• _WRITTEN REQUEST_: State the number of lines that contain the word "operations", and add nothing else.

• _STORED RECORDS_:
....................

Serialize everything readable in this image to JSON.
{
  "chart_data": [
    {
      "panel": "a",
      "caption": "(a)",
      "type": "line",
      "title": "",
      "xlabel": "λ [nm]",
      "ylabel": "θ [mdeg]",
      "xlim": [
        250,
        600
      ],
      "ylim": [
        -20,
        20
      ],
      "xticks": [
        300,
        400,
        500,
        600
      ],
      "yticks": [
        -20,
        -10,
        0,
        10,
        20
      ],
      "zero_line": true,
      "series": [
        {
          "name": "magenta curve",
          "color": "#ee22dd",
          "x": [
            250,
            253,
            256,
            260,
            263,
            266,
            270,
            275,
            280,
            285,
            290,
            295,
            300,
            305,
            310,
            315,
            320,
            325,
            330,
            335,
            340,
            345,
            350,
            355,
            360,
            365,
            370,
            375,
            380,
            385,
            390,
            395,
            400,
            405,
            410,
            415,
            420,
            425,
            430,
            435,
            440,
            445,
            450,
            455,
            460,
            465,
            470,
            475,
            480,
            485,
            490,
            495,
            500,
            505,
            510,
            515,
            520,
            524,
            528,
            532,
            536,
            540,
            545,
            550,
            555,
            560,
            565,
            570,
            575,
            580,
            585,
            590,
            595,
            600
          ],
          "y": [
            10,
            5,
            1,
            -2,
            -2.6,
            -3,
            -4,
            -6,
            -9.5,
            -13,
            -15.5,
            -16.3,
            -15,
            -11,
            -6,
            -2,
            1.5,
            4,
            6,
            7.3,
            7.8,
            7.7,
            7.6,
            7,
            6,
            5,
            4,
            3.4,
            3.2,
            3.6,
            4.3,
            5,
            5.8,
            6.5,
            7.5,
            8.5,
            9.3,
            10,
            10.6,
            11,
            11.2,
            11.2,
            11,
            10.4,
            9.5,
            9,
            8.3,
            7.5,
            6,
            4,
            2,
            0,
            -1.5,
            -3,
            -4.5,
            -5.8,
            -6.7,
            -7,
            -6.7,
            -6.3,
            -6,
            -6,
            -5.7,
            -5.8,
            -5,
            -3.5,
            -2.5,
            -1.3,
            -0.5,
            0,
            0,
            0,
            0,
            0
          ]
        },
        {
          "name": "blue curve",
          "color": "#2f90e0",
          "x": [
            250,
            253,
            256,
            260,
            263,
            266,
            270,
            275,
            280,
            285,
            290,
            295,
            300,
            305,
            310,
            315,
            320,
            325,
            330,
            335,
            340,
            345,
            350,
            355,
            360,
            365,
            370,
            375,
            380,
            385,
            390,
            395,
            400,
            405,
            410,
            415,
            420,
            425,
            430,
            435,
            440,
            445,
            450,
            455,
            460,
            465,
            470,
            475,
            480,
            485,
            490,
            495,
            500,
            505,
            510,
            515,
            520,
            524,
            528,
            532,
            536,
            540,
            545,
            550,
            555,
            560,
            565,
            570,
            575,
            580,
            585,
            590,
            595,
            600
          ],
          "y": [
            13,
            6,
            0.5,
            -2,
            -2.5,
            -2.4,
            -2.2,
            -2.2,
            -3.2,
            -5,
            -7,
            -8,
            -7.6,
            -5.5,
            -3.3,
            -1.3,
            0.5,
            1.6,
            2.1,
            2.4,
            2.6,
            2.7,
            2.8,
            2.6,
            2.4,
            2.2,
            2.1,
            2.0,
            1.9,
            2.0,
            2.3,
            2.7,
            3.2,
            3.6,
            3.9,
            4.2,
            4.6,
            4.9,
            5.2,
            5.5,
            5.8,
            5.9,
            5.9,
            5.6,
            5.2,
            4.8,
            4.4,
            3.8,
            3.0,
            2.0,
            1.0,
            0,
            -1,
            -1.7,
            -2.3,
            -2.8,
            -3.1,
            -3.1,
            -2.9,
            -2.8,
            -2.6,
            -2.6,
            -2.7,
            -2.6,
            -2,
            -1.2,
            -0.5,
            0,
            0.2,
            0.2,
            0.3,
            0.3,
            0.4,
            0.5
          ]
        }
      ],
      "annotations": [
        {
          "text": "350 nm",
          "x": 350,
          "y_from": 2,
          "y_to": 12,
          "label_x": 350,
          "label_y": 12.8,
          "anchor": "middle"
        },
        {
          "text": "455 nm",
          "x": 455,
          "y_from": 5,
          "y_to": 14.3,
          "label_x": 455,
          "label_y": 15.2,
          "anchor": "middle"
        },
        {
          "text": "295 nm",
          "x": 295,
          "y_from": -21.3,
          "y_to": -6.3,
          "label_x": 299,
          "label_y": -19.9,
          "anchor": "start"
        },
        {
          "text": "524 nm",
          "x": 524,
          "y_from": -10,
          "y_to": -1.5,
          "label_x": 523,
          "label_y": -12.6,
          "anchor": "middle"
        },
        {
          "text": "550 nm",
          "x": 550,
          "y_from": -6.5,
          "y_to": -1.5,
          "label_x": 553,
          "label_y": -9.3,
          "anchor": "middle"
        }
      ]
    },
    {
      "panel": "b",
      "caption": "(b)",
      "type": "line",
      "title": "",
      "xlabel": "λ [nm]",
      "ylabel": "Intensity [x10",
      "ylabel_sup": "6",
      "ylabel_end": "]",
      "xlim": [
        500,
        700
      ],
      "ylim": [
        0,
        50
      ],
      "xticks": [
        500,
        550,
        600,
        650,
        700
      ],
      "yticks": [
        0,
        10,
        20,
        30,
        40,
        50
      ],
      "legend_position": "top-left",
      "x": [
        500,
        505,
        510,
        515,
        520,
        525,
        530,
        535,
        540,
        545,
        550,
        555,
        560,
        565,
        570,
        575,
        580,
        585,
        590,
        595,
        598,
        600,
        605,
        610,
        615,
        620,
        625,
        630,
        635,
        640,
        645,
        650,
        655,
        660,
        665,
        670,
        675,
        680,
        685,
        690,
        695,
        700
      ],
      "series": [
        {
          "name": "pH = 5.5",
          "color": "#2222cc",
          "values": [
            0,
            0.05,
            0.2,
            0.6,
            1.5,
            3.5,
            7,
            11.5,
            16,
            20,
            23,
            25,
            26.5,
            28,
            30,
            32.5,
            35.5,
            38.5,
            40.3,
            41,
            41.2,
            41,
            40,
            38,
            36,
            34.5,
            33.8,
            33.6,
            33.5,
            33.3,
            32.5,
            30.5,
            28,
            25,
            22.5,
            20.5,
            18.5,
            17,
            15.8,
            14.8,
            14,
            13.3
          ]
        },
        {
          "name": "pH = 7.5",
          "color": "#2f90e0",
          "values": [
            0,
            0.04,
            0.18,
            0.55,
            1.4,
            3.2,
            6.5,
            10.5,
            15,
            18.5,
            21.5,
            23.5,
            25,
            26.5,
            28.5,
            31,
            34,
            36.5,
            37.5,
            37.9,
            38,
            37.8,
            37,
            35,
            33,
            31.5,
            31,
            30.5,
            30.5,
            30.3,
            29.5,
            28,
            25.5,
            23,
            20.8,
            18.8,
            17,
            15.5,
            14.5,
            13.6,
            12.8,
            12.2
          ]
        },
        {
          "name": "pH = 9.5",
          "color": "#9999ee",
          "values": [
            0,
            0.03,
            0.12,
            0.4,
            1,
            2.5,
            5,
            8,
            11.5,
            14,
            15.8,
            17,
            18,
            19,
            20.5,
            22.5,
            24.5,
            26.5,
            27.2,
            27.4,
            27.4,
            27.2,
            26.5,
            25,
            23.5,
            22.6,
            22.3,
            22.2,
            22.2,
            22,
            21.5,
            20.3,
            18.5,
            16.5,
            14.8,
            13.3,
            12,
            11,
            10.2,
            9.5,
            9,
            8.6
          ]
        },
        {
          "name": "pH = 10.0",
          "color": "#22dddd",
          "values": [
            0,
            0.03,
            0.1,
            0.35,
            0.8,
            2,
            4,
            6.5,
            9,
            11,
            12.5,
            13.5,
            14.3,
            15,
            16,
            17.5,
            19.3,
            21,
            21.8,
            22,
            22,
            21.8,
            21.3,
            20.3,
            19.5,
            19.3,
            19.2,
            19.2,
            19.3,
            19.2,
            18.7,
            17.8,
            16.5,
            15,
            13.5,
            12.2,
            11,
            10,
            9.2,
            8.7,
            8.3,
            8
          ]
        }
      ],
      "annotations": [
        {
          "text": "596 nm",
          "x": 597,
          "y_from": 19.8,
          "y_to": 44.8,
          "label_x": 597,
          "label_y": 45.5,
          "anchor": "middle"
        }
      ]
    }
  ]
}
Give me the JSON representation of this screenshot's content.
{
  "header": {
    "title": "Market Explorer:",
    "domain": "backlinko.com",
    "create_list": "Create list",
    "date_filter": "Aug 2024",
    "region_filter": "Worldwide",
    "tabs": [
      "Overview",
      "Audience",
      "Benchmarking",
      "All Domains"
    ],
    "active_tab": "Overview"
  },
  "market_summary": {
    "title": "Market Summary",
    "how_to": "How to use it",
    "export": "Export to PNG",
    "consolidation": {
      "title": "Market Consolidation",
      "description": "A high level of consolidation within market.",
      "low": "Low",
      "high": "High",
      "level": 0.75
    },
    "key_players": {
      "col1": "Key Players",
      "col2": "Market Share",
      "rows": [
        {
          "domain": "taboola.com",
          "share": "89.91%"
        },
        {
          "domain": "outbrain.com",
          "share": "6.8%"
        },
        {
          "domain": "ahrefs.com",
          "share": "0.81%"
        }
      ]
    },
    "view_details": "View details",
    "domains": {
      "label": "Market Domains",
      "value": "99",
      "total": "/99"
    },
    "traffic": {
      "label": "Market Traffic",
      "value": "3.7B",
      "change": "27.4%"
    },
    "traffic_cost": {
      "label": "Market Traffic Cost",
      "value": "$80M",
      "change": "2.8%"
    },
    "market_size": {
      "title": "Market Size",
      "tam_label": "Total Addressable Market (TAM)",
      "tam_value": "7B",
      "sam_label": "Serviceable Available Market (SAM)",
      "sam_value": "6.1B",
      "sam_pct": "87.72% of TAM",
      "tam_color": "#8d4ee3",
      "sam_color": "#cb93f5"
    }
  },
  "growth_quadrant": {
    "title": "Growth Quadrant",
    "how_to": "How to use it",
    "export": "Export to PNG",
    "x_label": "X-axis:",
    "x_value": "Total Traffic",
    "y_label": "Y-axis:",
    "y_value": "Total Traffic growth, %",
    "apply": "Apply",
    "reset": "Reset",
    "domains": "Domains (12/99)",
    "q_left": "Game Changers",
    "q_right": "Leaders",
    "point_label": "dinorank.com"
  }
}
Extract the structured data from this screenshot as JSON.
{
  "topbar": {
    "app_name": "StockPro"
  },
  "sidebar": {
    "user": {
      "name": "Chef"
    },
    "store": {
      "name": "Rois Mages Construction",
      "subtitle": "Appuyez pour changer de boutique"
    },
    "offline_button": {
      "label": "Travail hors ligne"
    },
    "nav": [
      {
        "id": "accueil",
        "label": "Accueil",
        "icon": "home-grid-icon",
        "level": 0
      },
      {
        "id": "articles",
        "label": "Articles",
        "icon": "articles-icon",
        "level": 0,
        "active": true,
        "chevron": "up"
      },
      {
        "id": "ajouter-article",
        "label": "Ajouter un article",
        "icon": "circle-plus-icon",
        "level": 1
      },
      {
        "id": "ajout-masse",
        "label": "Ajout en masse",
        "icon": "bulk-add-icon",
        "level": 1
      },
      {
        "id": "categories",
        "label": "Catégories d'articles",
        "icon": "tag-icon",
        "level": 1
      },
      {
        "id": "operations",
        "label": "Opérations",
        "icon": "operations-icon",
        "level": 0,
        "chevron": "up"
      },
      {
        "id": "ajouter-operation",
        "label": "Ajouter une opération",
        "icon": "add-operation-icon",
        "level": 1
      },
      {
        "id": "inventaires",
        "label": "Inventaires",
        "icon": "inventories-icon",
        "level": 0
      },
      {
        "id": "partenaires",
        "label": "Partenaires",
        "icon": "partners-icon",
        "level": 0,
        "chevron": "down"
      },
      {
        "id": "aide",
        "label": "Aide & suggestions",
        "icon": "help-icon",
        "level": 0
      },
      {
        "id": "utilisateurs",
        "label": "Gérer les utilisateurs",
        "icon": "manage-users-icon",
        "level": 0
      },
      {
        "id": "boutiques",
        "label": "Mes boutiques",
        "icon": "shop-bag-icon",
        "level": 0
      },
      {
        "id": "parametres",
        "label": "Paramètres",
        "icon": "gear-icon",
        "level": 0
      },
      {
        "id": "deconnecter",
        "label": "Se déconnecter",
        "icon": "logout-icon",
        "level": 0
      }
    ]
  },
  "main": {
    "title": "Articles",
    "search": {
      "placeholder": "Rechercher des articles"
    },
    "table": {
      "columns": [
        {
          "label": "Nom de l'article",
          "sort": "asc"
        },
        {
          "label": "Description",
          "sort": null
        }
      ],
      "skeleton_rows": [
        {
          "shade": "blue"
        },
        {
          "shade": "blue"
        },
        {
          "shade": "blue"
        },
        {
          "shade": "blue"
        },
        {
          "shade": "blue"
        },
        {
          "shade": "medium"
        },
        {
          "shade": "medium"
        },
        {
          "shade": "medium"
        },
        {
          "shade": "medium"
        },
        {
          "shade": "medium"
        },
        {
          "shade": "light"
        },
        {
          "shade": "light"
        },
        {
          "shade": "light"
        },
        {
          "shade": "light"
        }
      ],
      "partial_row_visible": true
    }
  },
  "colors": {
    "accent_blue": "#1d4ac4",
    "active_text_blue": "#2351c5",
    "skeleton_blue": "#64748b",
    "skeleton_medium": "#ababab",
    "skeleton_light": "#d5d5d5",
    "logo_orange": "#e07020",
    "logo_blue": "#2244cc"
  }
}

....................

• _OUTPUT_: 2